#### What is being asked:
Your task is to copy every record exactly.
***** Record excerpts
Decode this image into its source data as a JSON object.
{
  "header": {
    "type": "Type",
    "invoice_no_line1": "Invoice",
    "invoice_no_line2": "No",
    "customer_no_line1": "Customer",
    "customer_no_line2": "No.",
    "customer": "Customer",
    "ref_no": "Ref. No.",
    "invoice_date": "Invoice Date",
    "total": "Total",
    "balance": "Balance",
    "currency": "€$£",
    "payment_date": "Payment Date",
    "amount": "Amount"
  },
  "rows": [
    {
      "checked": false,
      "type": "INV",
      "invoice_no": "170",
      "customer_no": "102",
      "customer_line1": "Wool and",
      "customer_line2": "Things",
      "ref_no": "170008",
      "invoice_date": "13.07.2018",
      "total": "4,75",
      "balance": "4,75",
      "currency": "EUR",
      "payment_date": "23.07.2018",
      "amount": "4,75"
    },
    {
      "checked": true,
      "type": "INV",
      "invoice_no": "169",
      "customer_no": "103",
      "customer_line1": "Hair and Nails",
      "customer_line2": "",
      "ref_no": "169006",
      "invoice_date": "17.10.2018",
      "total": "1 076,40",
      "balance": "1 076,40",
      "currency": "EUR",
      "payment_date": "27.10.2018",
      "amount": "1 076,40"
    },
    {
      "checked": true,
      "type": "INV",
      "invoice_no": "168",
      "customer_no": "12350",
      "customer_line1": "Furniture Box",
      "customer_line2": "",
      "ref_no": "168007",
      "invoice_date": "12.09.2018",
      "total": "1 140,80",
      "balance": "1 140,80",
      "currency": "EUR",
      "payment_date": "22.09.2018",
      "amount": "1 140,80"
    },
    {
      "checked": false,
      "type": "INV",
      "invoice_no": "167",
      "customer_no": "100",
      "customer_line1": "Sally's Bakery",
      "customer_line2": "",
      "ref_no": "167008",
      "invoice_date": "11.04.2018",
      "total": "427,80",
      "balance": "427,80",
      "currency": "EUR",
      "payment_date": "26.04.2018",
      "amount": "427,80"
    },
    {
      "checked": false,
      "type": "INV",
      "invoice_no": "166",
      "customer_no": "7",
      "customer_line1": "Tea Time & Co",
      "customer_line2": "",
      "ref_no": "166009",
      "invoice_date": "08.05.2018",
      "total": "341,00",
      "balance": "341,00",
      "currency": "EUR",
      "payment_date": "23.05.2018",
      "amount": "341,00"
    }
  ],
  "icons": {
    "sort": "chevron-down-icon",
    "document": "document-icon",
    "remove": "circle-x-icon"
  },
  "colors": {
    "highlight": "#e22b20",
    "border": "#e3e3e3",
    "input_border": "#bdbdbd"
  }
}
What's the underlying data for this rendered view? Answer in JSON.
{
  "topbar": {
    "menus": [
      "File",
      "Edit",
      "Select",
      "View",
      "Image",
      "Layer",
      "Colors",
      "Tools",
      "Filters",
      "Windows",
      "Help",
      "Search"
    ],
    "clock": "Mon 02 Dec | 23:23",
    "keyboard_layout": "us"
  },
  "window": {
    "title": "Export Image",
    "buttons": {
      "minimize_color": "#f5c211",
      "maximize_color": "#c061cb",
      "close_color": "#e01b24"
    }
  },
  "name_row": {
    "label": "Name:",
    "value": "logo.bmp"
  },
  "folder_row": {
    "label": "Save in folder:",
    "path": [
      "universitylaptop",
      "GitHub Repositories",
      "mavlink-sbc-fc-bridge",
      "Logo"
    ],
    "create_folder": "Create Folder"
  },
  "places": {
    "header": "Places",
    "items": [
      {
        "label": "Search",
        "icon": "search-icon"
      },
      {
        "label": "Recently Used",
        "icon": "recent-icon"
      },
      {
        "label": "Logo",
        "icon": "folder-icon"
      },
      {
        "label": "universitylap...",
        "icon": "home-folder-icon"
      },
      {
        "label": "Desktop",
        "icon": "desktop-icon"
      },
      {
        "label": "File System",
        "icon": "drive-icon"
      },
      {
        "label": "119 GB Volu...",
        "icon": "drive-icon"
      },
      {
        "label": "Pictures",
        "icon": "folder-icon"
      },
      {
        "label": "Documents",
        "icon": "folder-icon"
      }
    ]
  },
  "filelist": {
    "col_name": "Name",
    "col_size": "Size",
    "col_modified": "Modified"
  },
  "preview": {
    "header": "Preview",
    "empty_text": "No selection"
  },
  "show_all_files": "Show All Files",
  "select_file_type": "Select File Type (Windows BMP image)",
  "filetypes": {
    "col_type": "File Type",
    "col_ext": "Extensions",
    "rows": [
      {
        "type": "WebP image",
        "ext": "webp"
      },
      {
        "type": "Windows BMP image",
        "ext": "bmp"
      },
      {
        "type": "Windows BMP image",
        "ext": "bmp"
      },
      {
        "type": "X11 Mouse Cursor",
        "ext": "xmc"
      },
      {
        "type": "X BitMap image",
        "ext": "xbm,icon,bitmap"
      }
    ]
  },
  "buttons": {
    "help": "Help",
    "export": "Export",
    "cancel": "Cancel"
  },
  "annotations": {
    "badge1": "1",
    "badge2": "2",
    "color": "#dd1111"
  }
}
**********
#### Output:
Decode this image into its source data as a JSON object.
{
  "header": {
    "type": "Type",
    "invoice_no_line1": "Invoice",
    "invoice_no_line2": "No",
    "customer_no_line1": "Customer",
    "customer_no_line2": "No.",
    "customer": "Customer",
    "ref_no": "Ref. No.",
    "invoice_date": "Invoice Date",
    "total": "Total",
    "balance": "Balance",
    "currency": "€$£",
    "payment_date": "Payment Date",
    "amount": "Amount"
  },
  "rows": [
    {
      "checked": false,
      "type": "INV",
      "invoice_no": "170",
      "customer_no": "102",
      "customer_line1": "Wool and",
      "customer_line2": "Things",
      "ref_no": "170008",
      "invoice_date": "13.07.2018",
      "total": "4,75",
      "balance": "4,75",
      "currency": "EUR",
      "payment_date": "23.07.2018",
      "amount": "4,75"
    },
    {
      "checked": true,
      "type": "INV",
      "invoice_no": "169",
      "customer_no": "103",
      "customer_line1": "Hair and Nails",
      "customer_line2": "",
      "ref_no": "169006",
      "invoice_date": "17.10.2018",
      "total": "1 076,40",
      "balance": "1 076,40",
      "currency": "EUR",
      "payment_date": "27.10.2018",
      "amount": "1 076,40"
    },
    {
      "checked": true,
      "type": "INV",
      "invoice_no": "168",
      "customer_no": "12350",
      "customer_line1": "Furniture Box",
      "customer_line2": "",
      "ref_no": "168007",
      "invoice_date": "12.09.2018",
      "total": "1 140,80",
      "balance": "1 140,80",
      "currency": "EUR",
      "payment_date": "22.09.2018",
      "amount": "1 140,80"
    },
    {
      "checked": false,
      "type": "INV",
      "invoice_no": "167",
      "customer_no": "100",
      "customer_line1": "Sally's Bakery",
      "customer_line2": "",
      "ref_no": "167008",
      "invoice_date": "11.04.2018",
      "total": "427,80",
      "balance": "427,80",
      "currency": "EUR",
      "payment_date": "26.04.2018",
      "amount": "427,80"
    },
    {
      "checked": false,
      "type": "INV",
      "invoice_no": "166",
      "customer_no": "7",
      "customer_line1": "Tea Time & Co",
      "customer_line2": "",
      "ref_no": "166009",
      "invoice_date": "08.05.2018",
      "total": "341,00",
      "balance": "341,00",
      "currency": "EUR",
      "payment_date": "23.05.2018",
      "amount": "341,00"
    }
  ],
  "icons": {
    "sort": "chevron-down-icon",
    "document": "document-icon",
    "remove": "circle-x-icon"
  },
  "colors": {
    "highlight": "#e22b20",
    "border": "#e3e3e3",
    "input_border": "#bdbdbd"
  }
}
What's the underlying data for this rendered view? Answer in JSON.
{
  "topbar": {
    "menus": [
      "File",
      "Edit",
      "Select",
      "View",
      "Image",
      "Layer",
      "Colors",
      "Tools",
      "Filters",
      "Windows",
      "Help",
      "Search"
    ],
    "clock": "Mon 02 Dec | 23:23",
    "keyboard_layout": "us"
  },
  "window": {
    "title": "Export Image",
    "buttons": {
      "minimize_color": "#f5c211",
      "maximize_color": "#c061cb",
      "close_color": "#e01b24"
    }
  },
  "name_row": {
    "label": "Name:",
    "value": "logo.bmp"
  },
  "folder_row": {
    "label": "Save in folder:",
    "path": [
      "universitylaptop",
      "GitHub Repositories",
      "mavlink-sbc-fc-bridge",
      "Logo"
    ],
    "create_folder": "Create Folder"
  },
  "places": {
    "header": "Places",
    "items": [
      {
        "label": "Search",
        "icon": "search-icon"
      },
      {
        "label": "Recently Used",
        "icon": "recent-icon"
      },
      {
        "label": "Logo",
        "icon": "folder-icon"
      },
      {
        "label": "universitylap...",
        "icon": "home-folder-icon"
      },
      {
        "label": "Desktop",
        "icon": "desktop-icon"
      },
      {
        "label": "File System",
        "icon": "drive-icon"
      },
      {
        "label": "119 GB Volu...",
        "icon": "drive-icon"
      },
      {
        "label": "Pictures",
        "icon": "folder-icon"
      },
      {
        "label": "Documents",
        "icon": "folder-icon"
      }
    ]
  },
  "filelist": {
    "col_name": "Name",
    "col_size": "Size",
    "col_modified": "Modified"
  },
  "preview": {
    "header": "Preview",
    "empty_text": "No selection"
  },
  "show_all_files": "Show All Files",
  "select_file_type": "Select File Type (Windows BMP image)",
  "filetypes": {
    "col_type": "File Type",
    "col_ext": "Extensions",
    "rows": [
      {
        "type": "WebP image",
        "ext": "webp"
      },
      {
        "type": "Windows BMP image",
        "ext": "bmp"
      },
      {
        "type": "Windows BMP image",
        "ext": "bmp"
      },
      {
        "type": "X11 Mouse Cursor",
        "ext": "xmc"
      },
      {
        "type": "X BitMap image",
        "ext": "xbm,icon,bitmap"
      }
    ]
  },
  "buttons": {
    "help": "Help",
    "export": "Export",
    "cancel": "Cancel"
  },
  "annotations": {
    "badge1": "1",
    "badge2": "2",
    "color": "#dd1111"
  }
}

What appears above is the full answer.